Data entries
• • • • •

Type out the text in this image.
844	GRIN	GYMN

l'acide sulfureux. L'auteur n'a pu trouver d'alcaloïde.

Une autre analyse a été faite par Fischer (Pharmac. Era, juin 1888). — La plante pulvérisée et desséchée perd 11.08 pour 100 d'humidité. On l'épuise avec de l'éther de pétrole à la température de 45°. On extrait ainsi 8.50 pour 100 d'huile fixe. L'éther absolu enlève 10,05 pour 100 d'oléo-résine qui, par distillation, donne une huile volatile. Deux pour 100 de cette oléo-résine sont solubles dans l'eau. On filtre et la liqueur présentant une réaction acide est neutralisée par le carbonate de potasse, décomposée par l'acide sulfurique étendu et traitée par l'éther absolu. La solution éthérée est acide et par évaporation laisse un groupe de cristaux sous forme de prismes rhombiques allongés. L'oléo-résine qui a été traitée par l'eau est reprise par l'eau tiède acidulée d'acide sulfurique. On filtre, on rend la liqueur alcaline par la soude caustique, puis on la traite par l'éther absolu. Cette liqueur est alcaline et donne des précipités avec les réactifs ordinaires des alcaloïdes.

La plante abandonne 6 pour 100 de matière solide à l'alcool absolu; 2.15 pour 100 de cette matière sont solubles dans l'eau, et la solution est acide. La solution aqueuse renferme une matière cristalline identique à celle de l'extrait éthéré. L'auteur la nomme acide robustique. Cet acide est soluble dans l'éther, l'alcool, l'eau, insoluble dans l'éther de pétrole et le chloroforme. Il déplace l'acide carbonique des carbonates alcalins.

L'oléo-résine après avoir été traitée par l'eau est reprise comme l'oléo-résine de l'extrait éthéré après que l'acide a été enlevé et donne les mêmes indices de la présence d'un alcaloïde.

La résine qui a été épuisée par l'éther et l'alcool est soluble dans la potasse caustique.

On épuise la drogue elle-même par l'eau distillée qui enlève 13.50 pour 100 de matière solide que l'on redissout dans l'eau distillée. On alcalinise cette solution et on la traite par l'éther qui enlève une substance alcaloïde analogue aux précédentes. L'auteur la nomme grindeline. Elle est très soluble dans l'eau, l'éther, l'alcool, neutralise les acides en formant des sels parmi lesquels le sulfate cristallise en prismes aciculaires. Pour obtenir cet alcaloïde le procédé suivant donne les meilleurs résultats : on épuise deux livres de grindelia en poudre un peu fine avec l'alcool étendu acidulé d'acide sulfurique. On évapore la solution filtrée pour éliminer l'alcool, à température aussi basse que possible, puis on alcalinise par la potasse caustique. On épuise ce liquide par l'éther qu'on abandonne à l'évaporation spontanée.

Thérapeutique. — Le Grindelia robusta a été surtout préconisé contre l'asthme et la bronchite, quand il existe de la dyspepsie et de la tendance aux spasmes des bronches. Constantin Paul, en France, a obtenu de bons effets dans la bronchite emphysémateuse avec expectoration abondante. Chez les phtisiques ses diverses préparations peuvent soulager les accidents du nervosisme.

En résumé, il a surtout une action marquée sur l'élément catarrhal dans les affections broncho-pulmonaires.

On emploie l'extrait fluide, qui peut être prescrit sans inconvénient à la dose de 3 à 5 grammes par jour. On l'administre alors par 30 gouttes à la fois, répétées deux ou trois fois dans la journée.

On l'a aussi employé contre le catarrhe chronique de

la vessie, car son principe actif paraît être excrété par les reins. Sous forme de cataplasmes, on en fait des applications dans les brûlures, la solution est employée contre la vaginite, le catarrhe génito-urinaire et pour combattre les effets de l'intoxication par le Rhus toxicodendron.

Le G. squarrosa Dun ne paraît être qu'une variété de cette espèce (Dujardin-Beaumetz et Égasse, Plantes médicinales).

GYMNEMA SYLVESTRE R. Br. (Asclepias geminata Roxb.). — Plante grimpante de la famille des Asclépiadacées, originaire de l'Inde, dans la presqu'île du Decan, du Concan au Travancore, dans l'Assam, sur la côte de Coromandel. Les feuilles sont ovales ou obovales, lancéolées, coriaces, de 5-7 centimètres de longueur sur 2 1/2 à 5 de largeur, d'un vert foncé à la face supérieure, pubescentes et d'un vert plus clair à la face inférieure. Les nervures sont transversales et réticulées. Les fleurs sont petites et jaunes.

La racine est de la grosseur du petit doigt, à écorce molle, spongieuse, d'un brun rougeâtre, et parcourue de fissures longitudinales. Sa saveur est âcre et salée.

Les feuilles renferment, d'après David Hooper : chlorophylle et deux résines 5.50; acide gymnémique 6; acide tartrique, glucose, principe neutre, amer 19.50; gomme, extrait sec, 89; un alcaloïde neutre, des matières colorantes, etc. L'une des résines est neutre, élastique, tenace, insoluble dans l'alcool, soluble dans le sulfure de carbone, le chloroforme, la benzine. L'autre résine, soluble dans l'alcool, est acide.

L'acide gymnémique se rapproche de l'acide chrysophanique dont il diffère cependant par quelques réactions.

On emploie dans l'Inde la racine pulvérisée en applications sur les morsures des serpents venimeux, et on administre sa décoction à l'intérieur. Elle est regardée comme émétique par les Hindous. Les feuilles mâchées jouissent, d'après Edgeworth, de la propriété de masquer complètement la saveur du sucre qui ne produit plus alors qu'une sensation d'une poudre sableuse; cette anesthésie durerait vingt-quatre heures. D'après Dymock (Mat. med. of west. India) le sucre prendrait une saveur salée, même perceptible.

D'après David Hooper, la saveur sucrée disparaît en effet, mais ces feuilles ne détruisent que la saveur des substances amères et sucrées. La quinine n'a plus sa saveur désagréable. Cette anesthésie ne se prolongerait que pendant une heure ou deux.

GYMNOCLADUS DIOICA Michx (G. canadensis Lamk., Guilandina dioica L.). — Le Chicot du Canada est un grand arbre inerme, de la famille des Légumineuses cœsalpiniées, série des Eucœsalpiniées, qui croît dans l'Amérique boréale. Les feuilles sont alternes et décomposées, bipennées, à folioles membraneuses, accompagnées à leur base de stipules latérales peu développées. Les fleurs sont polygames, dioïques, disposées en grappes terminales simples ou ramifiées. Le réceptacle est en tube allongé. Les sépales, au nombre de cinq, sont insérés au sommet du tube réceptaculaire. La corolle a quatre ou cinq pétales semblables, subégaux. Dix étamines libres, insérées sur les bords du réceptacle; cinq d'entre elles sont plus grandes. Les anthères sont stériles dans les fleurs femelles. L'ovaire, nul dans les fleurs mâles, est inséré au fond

• • • • •

Job:
In the lines above, locate the string "solubles". Copy every line where it occurs.

Solution for this exercise:
Une autre analyse a été faite par Fischer (Pharmac. Era, juin 1888). — La plante pulvérisée et desséchée perd 11.08 pour 100 d'humidité. On l'épuise avec de l'éther de pétrole à la température de 45°. On extrait ainsi 8.50 pour 100 d'huile fixe. L'éther absolu enlève 10,05 pour 100 d'oléo-résine qui, par distillation, donne une huile volatile. Deux pour 100 de cette oléo-résine sont solubles dans l'eau. On filtre et la liqueur présentant une réaction acide est neutralisée par le carbonate de potasse, décomposée par l'acide sulfurique étendu et traitée par l'éther absolu. La solution éthérée est acide et par évaporation laisse un groupe de cristaux sous forme de prismes rhombiques allongés. L'oléo-résine qui a été traitée par l'eau est reprise par l'eau tiède acidulée d'acide sulfurique. On filtre, on rend la liqueur alcaline par la soude caustique, puis on la traite par l'éther absolu. Cette liqueur est alcaline et donne des précipités avec les réactifs ordinaires des alcaloïdes.
La plante abandonne 6 pour 100 de matière solide à l'alcool absolu; 2.15 pour 100 de cette matière sont solubles dans l'eau, et la solution est acide. La solution aqueuse renferme une matière cristalline identique à celle de l'extrait éthéré. L'auteur la nomme acide robustique. Cet acide est soluble dans l'éther, l'alcool, l'eau, insoluble dans l'éther de pétrole et le chloroforme. Il déplace l'acide carbonique des carbonates alcalins.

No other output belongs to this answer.